The chargeback process is lengthy and confusing for merchants. It involves numerous institutions, requires exhaustive evidence documentation, and takes up vast business resources. Plus, it is an expensive.
Figuring out the entire customer dispute process is time consuming with no guarantee of reversing a repudiated charge dispute.
To help demystify the chargeback process, you need to understand how it works. Below is a complete overview of each stage in the process so you will be better prepared to not only reduce the risk of chargebacks, but also to win disputes when they do occur.
What Is the Chargeback Process?
The chargeback process refers to every step each industry player (issuers, banks, cardholders, merchants) must take to resolve a disputed payment charge. Through representment and arbitration, card banks and card networks decide the at-fault party who takes on the financial fallout for incidents related to an unsafe payment environment.
Chargebacks are considered a necessary consumer protection. Cardholders can repudiate charges found on credit card statements, helping to protect users from fraud, incorrect payments, or errors associated with credit industry practices. Such protections increase the trust between businesses and customers.
Unfortunately, chargebacks create multiple interactions across varied instances of fraud. Plus, all involved parties want to mitigate any potential losses. The end result is a fight over who should take on the risk and financial liabilities.
The chargeback process gives each industry player a fair chance to present their case. Each party can explain why they are not responsible for costs related to a faulty transaction.

*RAW DATA*:
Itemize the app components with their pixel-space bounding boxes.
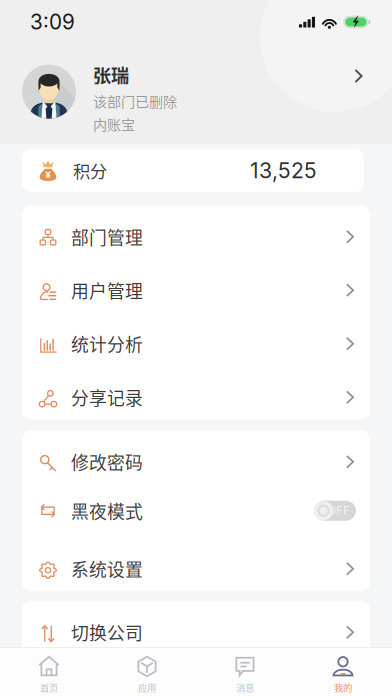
staticText: 我的 <box>334 681 352 694</box>
button[interactable]: 消息 <box>196 647 294 696</box>
button[interactable]: 统计分析 <box>22 312 370 366</box>
button[interactable]: 黑夜模式 <box>22 484 370 538</box>
staticText: 部门管理 <box>71 224 143 250</box>
staticText: 系统设置 <box>71 556 143 582</box>
staticText: 13,525 <box>250 158 317 183</box>
staticText: 分享记录 <box>71 384 143 410</box>
staticText: 积分 <box>73 158 107 183</box>
button[interactable]: 应用 <box>98 647 196 696</box>
button[interactable]: 系统设置 <box>22 538 370 591</box>
staticText: 内账宝 <box>93 114 135 134</box>
staticText: OFF <box>327 504 350 518</box>
staticText: 黑夜模式 <box>71 498 143 524</box>
button[interactable]: 修改密码 <box>22 430 370 484</box>
staticText: 张瑞 <box>93 62 129 88</box>
button[interactable]: 张瑞 <box>0 44 392 144</box>
staticText: 用户管理 <box>71 277 143 303</box>
staticText: 切换公司 <box>71 619 143 645</box>
staticText: 统计分析 <box>71 331 143 357</box>
button[interactable]: 切换公司 <box>22 601 370 654</box>
staticText: 修改密码 <box>71 449 143 475</box>
button[interactable]: 部门管理 <box>22 206 370 259</box>
button[interactable]: 我的 <box>294 647 392 696</box>
staticText: 应用 <box>138 681 156 694</box>
button[interactable]: 用户管理 <box>22 259 370 312</box>
staticText: 消息 <box>236 681 254 694</box>
button[interactable]: 分享记录 <box>22 366 370 420</box>
staticText: 3:09 <box>30 10 75 34</box>
staticText: 该部门已删除 <box>93 90 177 111</box>
button[interactable]: 首页 <box>0 647 98 696</box>
button[interactable]: 积分 <box>22 149 364 192</box>
staticText: 首页 <box>40 681 58 694</box>
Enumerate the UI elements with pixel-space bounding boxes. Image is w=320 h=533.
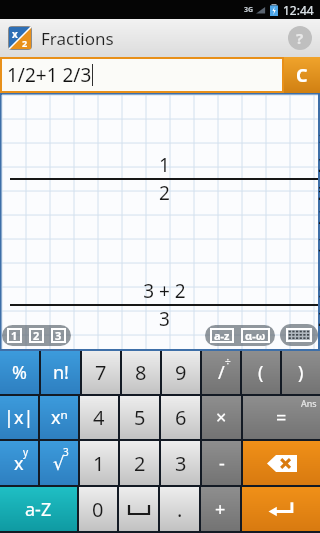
staticText: 2 — [159, 180, 170, 206]
staticText: √ — [53, 453, 65, 474]
button[interactable]: α-ω — [245, 328, 266, 343]
button[interactable]: Enter — [242, 487, 320, 531]
button[interactable]: x — [0, 441, 38, 485]
staticText: 9 — [175, 359, 187, 386]
button[interactable]: Keyboard — [286, 328, 312, 342]
button[interactable]: a-z — [214, 328, 230, 343]
staticText: 2 — [134, 450, 146, 477]
button[interactable]: . — [160, 487, 199, 531]
staticText: C — [296, 63, 308, 88]
staticText: 3 + 2 — [143, 278, 186, 304]
button[interactable]: = — [243, 396, 320, 439]
button[interactable]: × — [202, 396, 241, 439]
staticText: 6 — [175, 404, 187, 431]
staticText: Fractions — [41, 27, 114, 50]
staticText: ) — [298, 360, 304, 385]
staticText: 8 — [135, 359, 147, 386]
staticText: - — [219, 451, 225, 476]
staticText: a-z — [214, 328, 230, 343]
staticText: 1 — [93, 450, 105, 477]
staticText: 3G — [244, 5, 254, 15]
button[interactable]: % — [0, 351, 39, 394]
staticText: + — [215, 497, 226, 522]
staticText: 0 — [92, 496, 104, 523]
staticText: 3 — [175, 450, 187, 477]
staticText: 3 — [55, 328, 62, 343]
button[interactable]: 3 — [161, 441, 200, 485]
button[interactable]: 0 — [79, 487, 117, 531]
staticText: / — [218, 360, 225, 385]
staticText: 3 — [63, 445, 69, 459]
staticText: a-Z — [25, 497, 52, 522]
button[interactable]: 7 — [82, 351, 120, 394]
staticText: 4 — [93, 404, 105, 431]
staticText: Ans — [301, 397, 317, 409]
staticText: 1 — [159, 152, 170, 178]
button[interactable]: + — [201, 487, 240, 531]
button[interactable]: n! — [41, 351, 80, 394]
staticText: . — [177, 496, 183, 523]
staticText: 2 — [22, 37, 28, 49]
button[interactable]: 9 — [162, 351, 200, 394]
button[interactable]: 3 — [55, 328, 62, 343]
staticText: ? — [296, 28, 304, 48]
button[interactable]: 5 — [120, 396, 159, 439]
staticText: x — [14, 451, 24, 476]
button[interactable]: - — [202, 441, 241, 485]
button[interactable]: 6 — [161, 396, 200, 439]
button[interactable]: 1 — [80, 441, 118, 485]
button[interactable]: a-Z — [0, 487, 77, 531]
staticText: % — [12, 360, 27, 385]
staticText: 2 — [33, 328, 40, 343]
button[interactable]: Backspace — [243, 441, 320, 485]
staticText: ÷ — [225, 355, 231, 369]
staticText: 1 — [11, 328, 18, 343]
staticText: n! — [53, 360, 69, 385]
staticText: x — [12, 27, 18, 41]
staticText: 7 — [95, 359, 107, 386]
staticText: × — [216, 405, 227, 430]
button[interactable]: xⁿ — [40, 396, 78, 439]
staticText: y — [23, 445, 29, 459]
staticText: 12:44 — [283, 2, 314, 18]
button[interactable]: 1 — [11, 328, 18, 343]
staticText: 1/2+1 2/3 — [7, 62, 92, 88]
button[interactable]: ) — [282, 351, 320, 394]
staticText: = — [276, 405, 287, 430]
button[interactable]: 2 — [120, 441, 159, 485]
staticText: 5 — [134, 404, 146, 431]
staticText: xⁿ — [51, 405, 68, 430]
button[interactable]: C — [284, 57, 320, 93]
button[interactable]: Help — [288, 26, 312, 50]
button[interactable]: √ — [40, 441, 78, 485]
button[interactable]: 8 — [122, 351, 160, 394]
button[interactable]: / — [202, 351, 240, 394]
staticText: 3 — [159, 306, 170, 332]
staticText: α-ω — [245, 328, 266, 343]
staticText: |x| — [4, 405, 34, 430]
button[interactable]: Space — [119, 487, 158, 531]
button[interactable]: |x| — [0, 396, 38, 439]
staticText: ( — [258, 360, 264, 385]
button[interactable]: 1/2+1 2/3 — [2, 59, 282, 91]
button[interactable]: 4 — [80, 396, 118, 439]
button[interactable]: ( — [242, 351, 280, 394]
button[interactable]: 2 — [33, 328, 40, 343]
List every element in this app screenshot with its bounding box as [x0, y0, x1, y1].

*PROBLEMS*:
**1.** From the text on the chargeback process above, copy the passage between "The chargeback process refers" and "and financial liabilities.", inclusive.
**2.** Extend the text about the chargeback process, starting right after its final sentence.

*ANSWERS TO THE EXERCISE*:
**1.**
The chargeback process refers to every step each industry player (issuers, banks, cardholders, merchants) must take to resolve a disputed payment charge. Through representment and arbitration, card banks and card networks decide the at-fault party who takes on the financial fallout for incidents related to an unsafe payment environment.
Chargebacks are considered a necessary consumer protection. Cardholders can repudiate charges found on credit card statements, helping to protect users from fraud, incorrect payments, or errors associated with credit industry practices. Such protections increase the trust between businesses and customers.
Unfortunately, chargebacks create multiple interactions across varied instances of fraud. Plus, all involved parties want to mitigate any potential losses. The end result is a fight over who should take on the risk and financial liabilities.

**2.**
Who is Involved in the Chargeback Process?
There are five different entities that take part in a safe credit card transaction and chargeback process:
- The Cardholder: The verified owner of the card who disputes a credit charge
- The Merchant: The vendor who sold a product or service
- The Issuer: The bank that provided the credit card to the cardholder
- The Acquirer: The bank that facilitates payment transactions for the merchant
- The Card Network: The card brand that creates the payment infrastructure for the entire industry
Each entity (with its conflicting interests) adds more complexity to the chargeback process, making it a time-consuming and bureaucratic judgment system.
Stage 1: The Chargeback Process Begins With a Cardholder Dispute
In a perfect world, online transactions would occur flawlessly. But with rampant fraud and the many variables associated with technology and human error, we do not live in a perfect world. A cardholder can dispute transactions for many different reasons, initiating the chargeback process.
The Customer Files a Chargeback
On average, a customer has 45 – 180 days to repudiate a charge (card network and issuing bank dependent). All individual transactions used on a credit account have the potential to become a chargeback. For example, if an identity thief makes unauthorized purchases with a stolen credit card, the victim can file a chargeback and minimize any financial damage.
Other common reasons a consumer might file a chargeback include forgetfulness, shipment problems, or friendly fraud. With one call to the issuing bank, a customer can refute a charge.
Of note: there are some rare instances of bank chargebacks, where the issuer corrects charges without the consumer’s knowledge.
The Initial Fund Reversal
Once the issuing bank receives notice of the start of the chargeback process, the consumer is granted a conditional refund. Issuers have customer-first policies that almost always side with the consumer and provide upfront liquidity.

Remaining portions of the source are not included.